STATED EXERCISE - Leave out every picture, then transcribe the rest of the listing exactly.

***** THE RECORDS

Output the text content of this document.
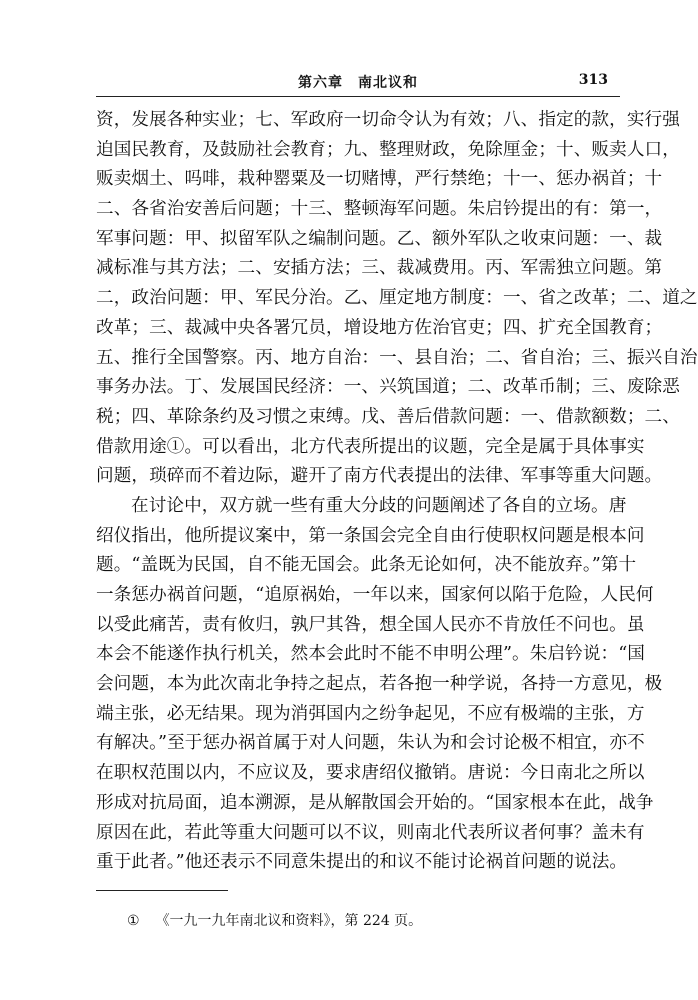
第六章　南北议和	313
资，发展各种实业；七、军政府一切命令认为有效；八、指定的款，实行强
迫国民教育，及鼓励社会教育；九、整理财政，免除厘金；十、贩卖人口，
贩卖烟土、吗啡，栽种罂粟及一切赌博，严行禁绝；十一、惩办祸首；十
二、各省治安善后问题；十三、整顿海军问题。朱启钤提出的有：第一，
军事问题：甲、拟留军队之编制问题。乙、额外军队之收束问题：一、裁
减标准与其方法；二、安插方法；三、裁减费用。丙、军需独立问题。第
二，政治问题：甲、军民分治。乙、厘定地方制度：一、省之改革；二、道之
改革；三、裁减中央各署冗员，增设地方佐治官吏；四、扩充全国教育；
五、推行全国警察。丙、地方自治：一、县自治；二、省自治；三、振兴自治
事务办法。丁、发展国民经济：一、兴筑国道；二、改革币制；三、废除恶
税；四、革除条约及习惯之束缚。戊、善后借款问题：一、借款额数；二、
借款用途①。可以看出，北方代表所提出的议题，完全是属于具体事实
问题，琐碎而不着边际，避开了南方代表提出的法律、军事等重大问题。
在讨论中，双方就一些有重大分歧的问题阐述了各自的立场。唐
绍仪指出，他所提议案中，第一条国会完全自由行使职权问题是根本问
题。“盖既为民国，自不能无国会。此条无论如何，决不能放弃。”第十
一条惩办祸首问题，“追原祸始，一年以来，国家何以陷于危险，人民何
以受此痛苦，责有攸归，孰尸其咎，想全国人民亦不肯放任不问也。虽
本会不能遂作执行机关，然本会此时不能不申明公理”。朱启钤说：“国
会问题，本为此次南北争持之起点，若各抱一种学说，各持一方意见，极
端主张，必无结果。现为消弭国内之纷争起见，不应有极端的主张，方
有解决。”至于惩办祸首属于对人问题，朱认为和会讨论极不相宜，亦不
在职权范围以内，不应议及，要求唐绍仪撤销。唐说：今日南北之所以
形成对抗局面，追本溯源，是从解散国会开始的。“国家根本在此，战争
原因在此，若此等重大问题可以不议，则南北代表所议者何事？盖未有
重于此者。”他还表示不同意朱提出的和议不能讨论祸首问题的说法。
① 《一九一九年南北议和资料》，第 224 页。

**********

OUTPUT FOR THIS TASK -
Output the text content of this document.
第六章　南北议和	313
资，发展各种实业；七、军政府一切命令认为有效；八、指定的款，实行强
迫国民教育，及鼓励社会教育；九、整理财政，免除厘金；十、贩卖人口，
贩卖烟土、吗啡，栽种罂粟及一切赌博，严行禁绝；十一、惩办祸首；十
二、各省治安善后问题；十三、整顿海军问题。朱启钤提出的有：第一，
军事问题：甲、拟留军队之编制问题。乙、额外军队之收束问题：一、裁
减标准与其方法；二、安插方法；三、裁减费用。丙、军需独立问题。第
二，政治问题：甲、军民分治。乙、厘定地方制度：一、省之改革；二、道之
改革；三、裁减中央各署冗员，增设地方佐治官吏；四、扩充全国教育；
五、推行全国警察。丙、地方自治：一、县自治；二、省自治；三、振兴自治
事务办法。丁、发展国民经济：一、兴筑国道；二、改革币制；三、废除恶
税；四、革除条约及习惯之束缚。戊、善后借款问题：一、借款额数；二、
借款用途①。可以看出，北方代表所提出的议题，完全是属于具体事实
问题，琐碎而不着边际，避开了南方代表提出的法律、军事等重大问题。
在讨论中，双方就一些有重大分歧的问题阐述了各自的立场。唐
绍仪指出，他所提议案中，第一条国会完全自由行使职权问题是根本问
题。“盖既为民国，自不能无国会。此条无论如何，决不能放弃。”第十
一条惩办祸首问题，“追原祸始，一年以来，国家何以陷于危险，人民何
以受此痛苦，责有攸归，孰尸其咎，想全国人民亦不肯放任不问也。虽
本会不能遂作执行机关，然本会此时不能不申明公理”。朱启钤说：“国
会问题，本为此次南北争持之起点，若各抱一种学说，各持一方意见，极
端主张，必无结果。现为消弭国内之纷争起见，不应有极端的主张，方
有解决。”至于惩办祸首属于对人问题，朱认为和会讨论极不相宜，亦不
在职权范围以内，不应议及，要求唐绍仪撤销。唐说：今日南北之所以
形成对抗局面，追本溯源，是从解散国会开始的。“国家根本在此，战争
原因在此，若此等重大问题可以不议，则南北代表所议者何事？盖未有
重于此者。”他还表示不同意朱提出的和议不能讨论祸首问题的说法。
① 《一九一九年南北议和资料》，第 224 页。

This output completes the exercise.